DIRECTIONS FOR THIS TASK » Write out each line beneath this one exactly as it reads.

RECORDS SUPPLIED »

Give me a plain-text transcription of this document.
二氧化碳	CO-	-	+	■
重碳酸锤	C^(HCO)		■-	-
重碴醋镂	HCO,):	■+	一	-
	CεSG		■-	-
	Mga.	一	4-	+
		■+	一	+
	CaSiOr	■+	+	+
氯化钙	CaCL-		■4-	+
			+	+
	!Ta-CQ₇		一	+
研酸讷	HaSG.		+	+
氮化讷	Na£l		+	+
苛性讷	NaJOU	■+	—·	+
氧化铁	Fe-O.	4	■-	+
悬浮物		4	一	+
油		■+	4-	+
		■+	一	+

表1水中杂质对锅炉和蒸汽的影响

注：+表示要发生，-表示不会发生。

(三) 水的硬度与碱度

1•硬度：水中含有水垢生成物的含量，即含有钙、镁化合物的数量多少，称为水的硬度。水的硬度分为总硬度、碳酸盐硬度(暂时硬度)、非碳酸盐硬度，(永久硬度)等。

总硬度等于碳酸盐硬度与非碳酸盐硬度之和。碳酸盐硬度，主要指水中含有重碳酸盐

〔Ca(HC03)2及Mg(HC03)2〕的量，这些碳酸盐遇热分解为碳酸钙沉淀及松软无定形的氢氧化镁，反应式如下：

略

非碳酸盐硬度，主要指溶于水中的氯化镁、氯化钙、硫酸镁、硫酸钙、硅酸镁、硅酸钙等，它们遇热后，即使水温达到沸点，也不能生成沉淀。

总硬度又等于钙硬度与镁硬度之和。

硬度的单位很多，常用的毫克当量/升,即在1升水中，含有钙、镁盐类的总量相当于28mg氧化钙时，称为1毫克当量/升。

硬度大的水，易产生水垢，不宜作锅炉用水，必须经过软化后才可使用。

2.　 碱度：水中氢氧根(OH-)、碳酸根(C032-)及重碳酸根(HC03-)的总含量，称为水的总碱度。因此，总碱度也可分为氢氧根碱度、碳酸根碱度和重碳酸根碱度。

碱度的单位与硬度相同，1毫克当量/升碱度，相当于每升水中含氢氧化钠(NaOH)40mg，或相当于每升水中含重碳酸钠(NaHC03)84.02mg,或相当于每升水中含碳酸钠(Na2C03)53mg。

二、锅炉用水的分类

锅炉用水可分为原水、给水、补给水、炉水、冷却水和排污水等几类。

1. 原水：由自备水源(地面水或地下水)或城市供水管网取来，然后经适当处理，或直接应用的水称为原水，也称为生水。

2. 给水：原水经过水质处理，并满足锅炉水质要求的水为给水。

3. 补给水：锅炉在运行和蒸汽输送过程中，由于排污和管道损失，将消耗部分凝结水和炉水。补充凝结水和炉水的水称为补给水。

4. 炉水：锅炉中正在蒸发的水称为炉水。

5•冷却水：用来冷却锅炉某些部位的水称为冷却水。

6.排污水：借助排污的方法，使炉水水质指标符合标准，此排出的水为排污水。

THE OUTPUT »
Give me a plain-text transcription of this document.
二氧化碳	CO-	-	+	■
重碳酸锤	C^(HCO)		■-	-
重碴醋镂	HCO,):	■+	一	-
	CεSG		■-	-
	Mga.	一	4-	+
		■+	一	+
	CaSiOr	■+	+	+
氯化钙	CaCL-		■4-	+
			+	+
	!Ta-CQ₇		一	+
研酸讷	HaSG.		+	+
氮化讷	Na£l		+	+
苛性讷	NaJOU	■+	—·	+
氧化铁	Fe-O.	4	■-	+
悬浮物		4	一	+
油		■+	4-	+
		■+	一	+

表1水中杂质对锅炉和蒸汽的影响

注：+表示要发生，-表示不会发生。

(三) 水的硬度与碱度

1•硬度：水中含有水垢生成物的含量，即含有钙、镁化合物的数量多少，称为水的硬度。水的硬度分为总硬度、碳酸盐硬度(暂时硬度)、非碳酸盐硬度，(永久硬度)等。

总硬度等于碳酸盐硬度与非碳酸盐硬度之和。碳酸盐硬度，主要指水中含有重碳酸盐

〔Ca(HC03)2及Mg(HC03)2〕的量，这些碳酸盐遇热分解为碳酸钙沉淀及松软无定形的氢氧化镁，反应式如下：

略

非碳酸盐硬度，主要指溶于水中的氯化镁、氯化钙、硫酸镁、硫酸钙、硅酸镁、硅酸钙等，它们遇热后，即使水温达到沸点，也不能生成沉淀。

总硬度又等于钙硬度与镁硬度之和。

硬度的单位很多，常用的毫克当量/升,即在1升水中，含有钙、镁盐类的总量相当于28mg氧化钙时，称为1毫克当量/升。

硬度大的水，易产生水垢，不宜作锅炉用水，必须经过软化后才可使用。

2.　 碱度：水中氢氧根(OH-)、碳酸根(C032-)及重碳酸根(HC03-)的总含量，称为水的总碱度。因此，总碱度也可分为氢氧根碱度、碳酸根碱度和重碳酸根碱度。

碱度的单位与硬度相同，1毫克当量/升碱度，相当于每升水中含氢氧化钠(NaOH)40mg，或相当于每升水中含重碳酸钠(NaHC03)84.02mg,或相当于每升水中含碳酸钠(Na2C03)53mg。

二、锅炉用水的分类

锅炉用水可分为原水、给水、补给水、炉水、冷却水和排污水等几类。

1. 原水：由自备水源(地面水或地下水)或城市供水管网取来，然后经适当处理，或直接应用的水称为原水，也称为生水。

2. 给水：原水经过水质处理，并满足锅炉水质要求的水为给水。

3. 补给水：锅炉在运行和蒸汽输送过程中，由于排污和管道损失，将消耗部分凝结水和炉水。补充凝结水和炉水的水称为补给水。

4. 炉水：锅炉中正在蒸发的水称为炉水。

5•冷却水：用来冷却锅炉某些部位的水称为冷却水。

6.排污水：借助排污的方法，使炉水水质指标符合标准，此排出的水为排污水。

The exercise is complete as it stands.